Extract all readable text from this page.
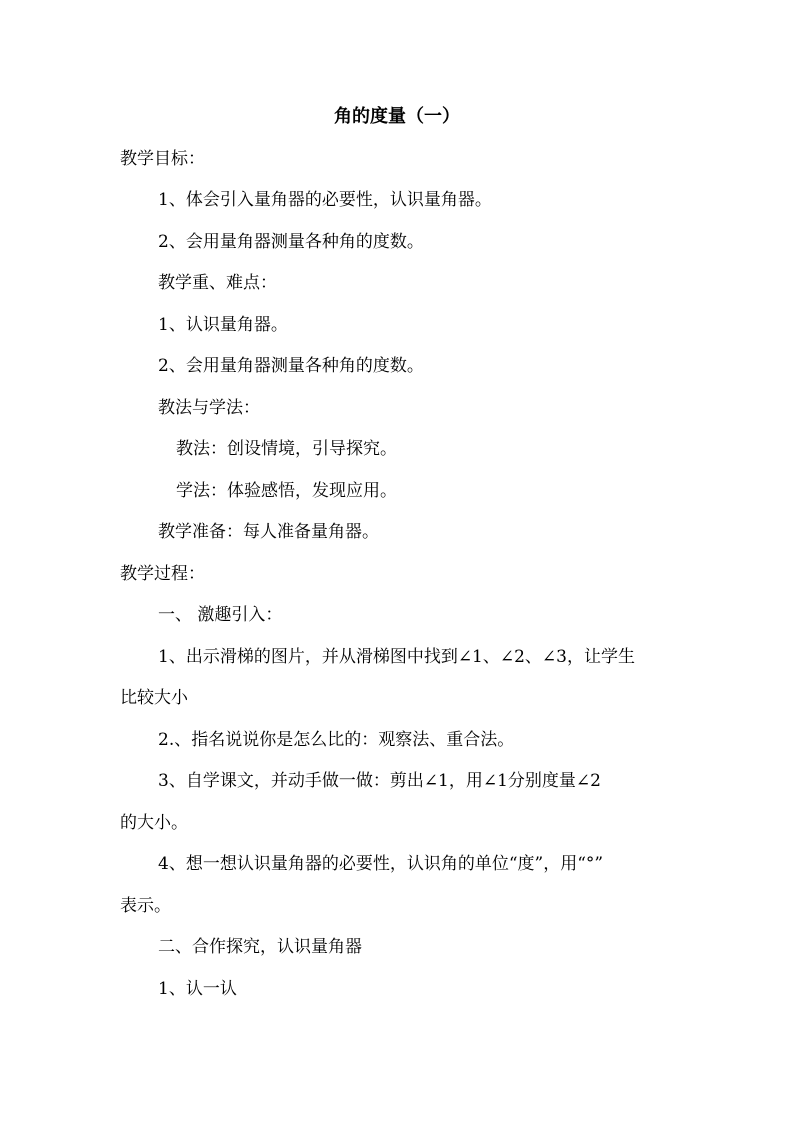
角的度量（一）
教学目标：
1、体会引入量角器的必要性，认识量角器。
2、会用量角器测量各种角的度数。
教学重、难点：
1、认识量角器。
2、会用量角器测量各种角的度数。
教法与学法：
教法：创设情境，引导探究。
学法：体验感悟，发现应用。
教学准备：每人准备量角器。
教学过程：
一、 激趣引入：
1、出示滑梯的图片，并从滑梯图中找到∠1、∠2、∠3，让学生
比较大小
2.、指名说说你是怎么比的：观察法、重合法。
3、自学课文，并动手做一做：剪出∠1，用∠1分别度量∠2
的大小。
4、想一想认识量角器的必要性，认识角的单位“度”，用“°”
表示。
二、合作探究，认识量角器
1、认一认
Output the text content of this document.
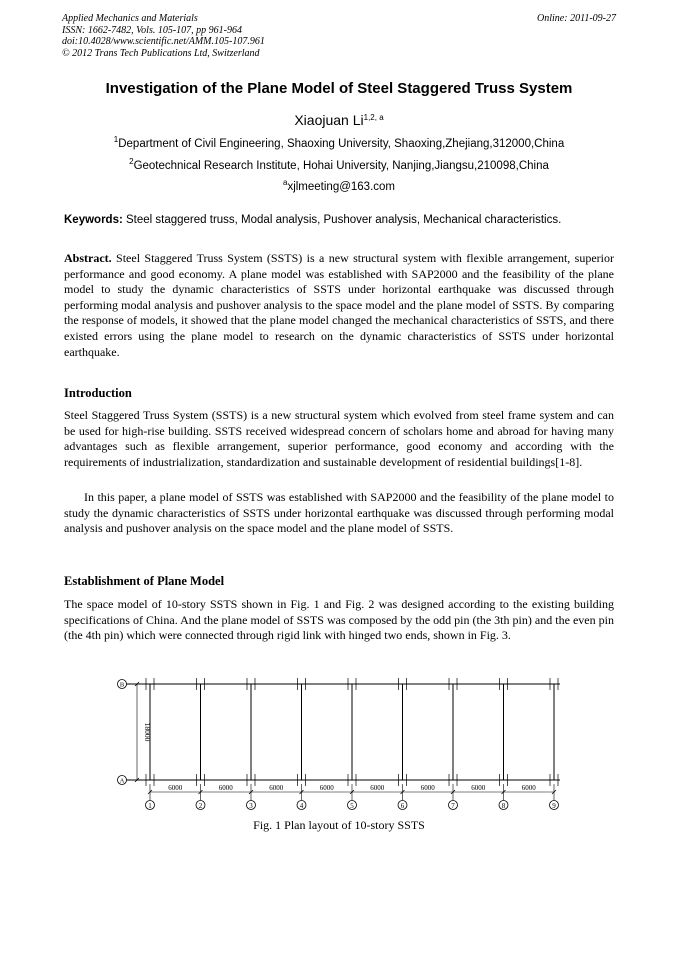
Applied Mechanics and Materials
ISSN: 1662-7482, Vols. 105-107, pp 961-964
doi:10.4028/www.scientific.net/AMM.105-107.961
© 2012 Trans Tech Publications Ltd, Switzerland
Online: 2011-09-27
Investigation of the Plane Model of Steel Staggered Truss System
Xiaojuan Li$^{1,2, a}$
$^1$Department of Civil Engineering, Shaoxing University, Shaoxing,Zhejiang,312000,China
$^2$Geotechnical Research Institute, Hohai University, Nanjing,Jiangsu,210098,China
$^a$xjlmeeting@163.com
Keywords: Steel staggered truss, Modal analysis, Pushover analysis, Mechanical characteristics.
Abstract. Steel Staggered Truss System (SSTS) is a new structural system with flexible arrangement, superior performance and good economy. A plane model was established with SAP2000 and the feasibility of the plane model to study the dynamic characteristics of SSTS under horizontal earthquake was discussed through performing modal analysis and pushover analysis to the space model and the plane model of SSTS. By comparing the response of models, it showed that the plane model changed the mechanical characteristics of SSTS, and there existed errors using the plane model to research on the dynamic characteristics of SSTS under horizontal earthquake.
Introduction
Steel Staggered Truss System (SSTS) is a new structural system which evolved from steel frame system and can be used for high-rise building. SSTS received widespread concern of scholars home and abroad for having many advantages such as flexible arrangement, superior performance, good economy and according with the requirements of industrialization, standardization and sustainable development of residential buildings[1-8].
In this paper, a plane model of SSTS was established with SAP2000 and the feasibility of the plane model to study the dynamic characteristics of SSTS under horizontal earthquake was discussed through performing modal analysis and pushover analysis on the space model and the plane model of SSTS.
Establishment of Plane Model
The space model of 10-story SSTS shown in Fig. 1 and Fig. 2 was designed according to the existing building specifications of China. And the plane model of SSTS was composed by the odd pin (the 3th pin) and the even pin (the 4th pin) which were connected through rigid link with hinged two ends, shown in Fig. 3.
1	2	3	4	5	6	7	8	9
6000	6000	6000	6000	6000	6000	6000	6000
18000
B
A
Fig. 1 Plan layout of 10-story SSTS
============================================================
INSTRUCTIONS FOR THE TASK » Above are the records; copy every line in them that holds the word "University".

WRITTEN RESPONSE »
$^1$Department of Civil Engineering, Shaoxing University, Shaoxing,Zhejiang,312000,China
$^2$Geotechnical Research Institute, Hohai University, Nanjing,Jiangsu,210098,China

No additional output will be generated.